**Given request**. List, from the lines below, each one with "JSON" in it.

**Chart and figure data**.
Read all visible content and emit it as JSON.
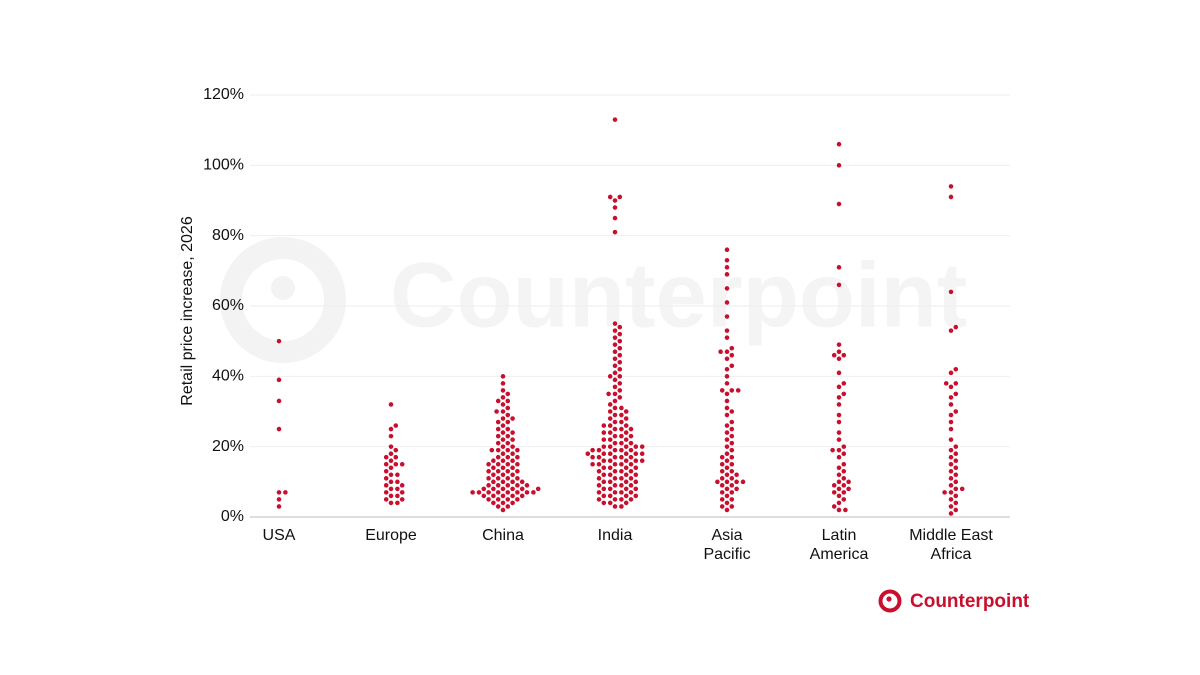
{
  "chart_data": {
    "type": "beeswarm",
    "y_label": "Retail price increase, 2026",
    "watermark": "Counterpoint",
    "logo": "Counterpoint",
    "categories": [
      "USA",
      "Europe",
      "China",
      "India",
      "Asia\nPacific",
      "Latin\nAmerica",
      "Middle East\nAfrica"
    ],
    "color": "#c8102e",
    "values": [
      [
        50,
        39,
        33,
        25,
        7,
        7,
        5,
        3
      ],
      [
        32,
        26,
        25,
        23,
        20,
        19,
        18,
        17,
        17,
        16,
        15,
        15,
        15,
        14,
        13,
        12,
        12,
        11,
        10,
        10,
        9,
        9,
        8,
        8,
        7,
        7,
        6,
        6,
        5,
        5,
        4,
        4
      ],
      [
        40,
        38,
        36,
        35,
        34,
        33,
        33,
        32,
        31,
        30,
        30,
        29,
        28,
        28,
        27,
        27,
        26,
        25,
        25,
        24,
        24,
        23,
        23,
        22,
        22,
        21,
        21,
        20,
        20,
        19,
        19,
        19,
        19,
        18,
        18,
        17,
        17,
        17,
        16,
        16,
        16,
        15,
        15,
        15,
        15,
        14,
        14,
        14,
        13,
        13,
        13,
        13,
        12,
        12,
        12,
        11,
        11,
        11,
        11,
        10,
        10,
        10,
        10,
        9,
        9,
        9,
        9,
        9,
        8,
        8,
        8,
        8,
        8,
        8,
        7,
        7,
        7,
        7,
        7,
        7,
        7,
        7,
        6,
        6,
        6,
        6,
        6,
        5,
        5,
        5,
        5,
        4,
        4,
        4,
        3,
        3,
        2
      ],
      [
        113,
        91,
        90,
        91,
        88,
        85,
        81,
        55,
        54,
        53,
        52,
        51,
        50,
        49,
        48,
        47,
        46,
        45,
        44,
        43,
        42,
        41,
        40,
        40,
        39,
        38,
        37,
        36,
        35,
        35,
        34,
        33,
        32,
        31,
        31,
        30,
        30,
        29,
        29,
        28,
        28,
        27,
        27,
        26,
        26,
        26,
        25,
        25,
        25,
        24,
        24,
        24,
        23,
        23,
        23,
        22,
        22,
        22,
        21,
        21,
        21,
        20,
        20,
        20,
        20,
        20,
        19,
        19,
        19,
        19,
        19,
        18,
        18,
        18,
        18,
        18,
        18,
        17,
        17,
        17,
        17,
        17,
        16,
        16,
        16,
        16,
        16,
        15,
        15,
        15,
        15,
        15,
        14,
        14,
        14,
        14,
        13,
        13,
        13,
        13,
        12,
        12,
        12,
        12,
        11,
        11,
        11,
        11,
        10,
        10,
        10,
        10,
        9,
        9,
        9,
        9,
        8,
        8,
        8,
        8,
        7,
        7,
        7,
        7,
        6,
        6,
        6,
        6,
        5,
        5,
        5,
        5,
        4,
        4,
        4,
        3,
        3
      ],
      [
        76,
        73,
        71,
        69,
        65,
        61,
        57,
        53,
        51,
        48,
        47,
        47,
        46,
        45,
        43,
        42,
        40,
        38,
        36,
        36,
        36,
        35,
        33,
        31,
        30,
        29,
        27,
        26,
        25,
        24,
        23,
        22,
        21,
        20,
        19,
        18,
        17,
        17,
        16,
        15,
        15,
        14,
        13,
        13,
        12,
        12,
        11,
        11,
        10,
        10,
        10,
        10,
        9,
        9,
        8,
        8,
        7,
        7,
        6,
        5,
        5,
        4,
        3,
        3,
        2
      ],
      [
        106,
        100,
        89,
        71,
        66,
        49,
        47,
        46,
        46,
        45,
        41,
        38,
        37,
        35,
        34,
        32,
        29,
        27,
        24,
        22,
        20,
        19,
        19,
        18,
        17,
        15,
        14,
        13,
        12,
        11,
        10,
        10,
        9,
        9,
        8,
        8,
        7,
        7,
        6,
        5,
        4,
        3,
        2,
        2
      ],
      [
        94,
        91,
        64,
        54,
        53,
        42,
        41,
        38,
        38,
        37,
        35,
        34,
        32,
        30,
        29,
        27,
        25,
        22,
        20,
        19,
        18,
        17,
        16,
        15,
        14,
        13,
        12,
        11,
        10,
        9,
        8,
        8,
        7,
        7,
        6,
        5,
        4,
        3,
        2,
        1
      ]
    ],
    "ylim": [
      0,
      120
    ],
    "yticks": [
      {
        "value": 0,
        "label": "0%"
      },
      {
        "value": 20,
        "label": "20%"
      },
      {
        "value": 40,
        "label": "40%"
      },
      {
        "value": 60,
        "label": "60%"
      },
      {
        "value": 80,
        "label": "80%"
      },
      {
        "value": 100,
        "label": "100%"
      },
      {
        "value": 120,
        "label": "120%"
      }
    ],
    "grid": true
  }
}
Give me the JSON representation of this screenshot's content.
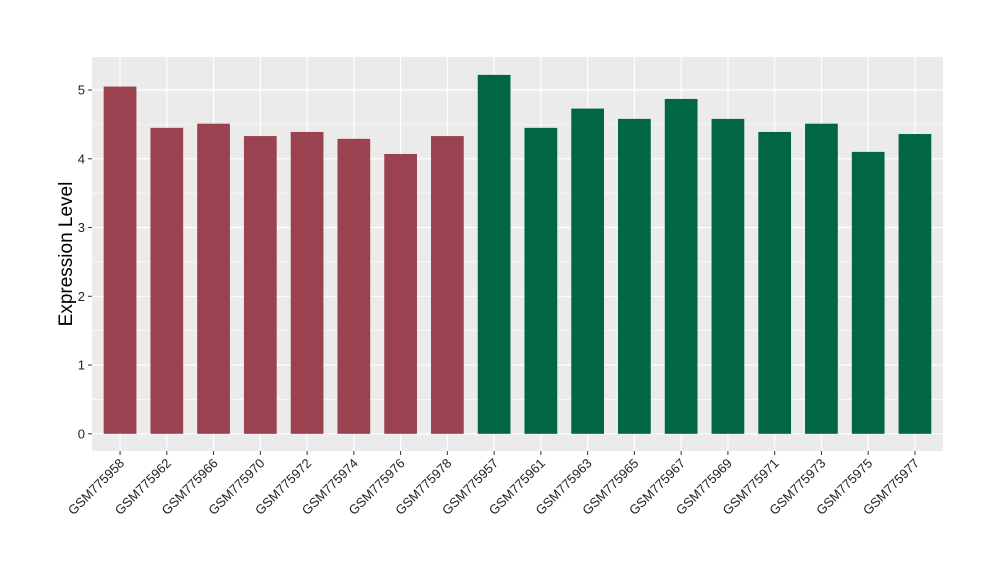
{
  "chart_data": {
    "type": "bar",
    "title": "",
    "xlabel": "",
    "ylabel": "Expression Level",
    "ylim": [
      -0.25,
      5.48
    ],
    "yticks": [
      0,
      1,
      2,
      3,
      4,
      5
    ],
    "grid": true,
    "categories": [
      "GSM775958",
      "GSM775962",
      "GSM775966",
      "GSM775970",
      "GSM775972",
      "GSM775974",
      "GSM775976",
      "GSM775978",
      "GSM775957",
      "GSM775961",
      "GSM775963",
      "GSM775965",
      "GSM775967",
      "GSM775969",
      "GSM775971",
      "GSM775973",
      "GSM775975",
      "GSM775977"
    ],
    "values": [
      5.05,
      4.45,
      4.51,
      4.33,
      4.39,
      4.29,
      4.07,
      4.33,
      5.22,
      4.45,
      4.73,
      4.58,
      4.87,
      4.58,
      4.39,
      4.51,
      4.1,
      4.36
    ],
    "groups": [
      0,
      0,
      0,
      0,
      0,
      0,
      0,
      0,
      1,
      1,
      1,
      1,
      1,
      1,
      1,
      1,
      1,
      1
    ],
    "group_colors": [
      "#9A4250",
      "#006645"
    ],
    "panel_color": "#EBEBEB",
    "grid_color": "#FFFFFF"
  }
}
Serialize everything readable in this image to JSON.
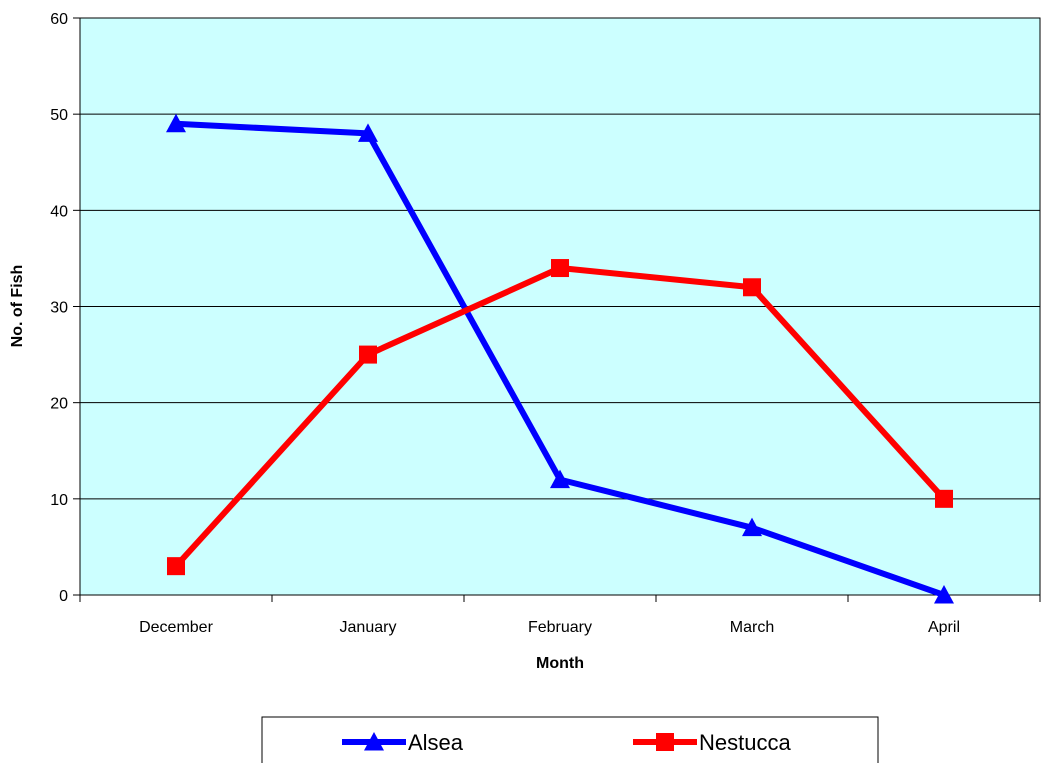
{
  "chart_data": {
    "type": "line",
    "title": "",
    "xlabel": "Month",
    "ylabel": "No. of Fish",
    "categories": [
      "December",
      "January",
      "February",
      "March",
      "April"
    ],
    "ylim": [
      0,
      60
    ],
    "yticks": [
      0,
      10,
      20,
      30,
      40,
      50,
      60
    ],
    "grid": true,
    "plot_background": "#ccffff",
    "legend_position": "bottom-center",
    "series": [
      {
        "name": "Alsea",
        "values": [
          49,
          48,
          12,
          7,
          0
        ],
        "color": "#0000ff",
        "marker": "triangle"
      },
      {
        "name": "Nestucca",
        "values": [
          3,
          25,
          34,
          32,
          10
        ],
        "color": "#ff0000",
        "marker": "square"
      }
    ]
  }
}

**Answer to this task**.
Read all visible content and emit it as JSON.
Give me the JSON representation of this screenshot's content.
Serialize everything readable in this image to JSON.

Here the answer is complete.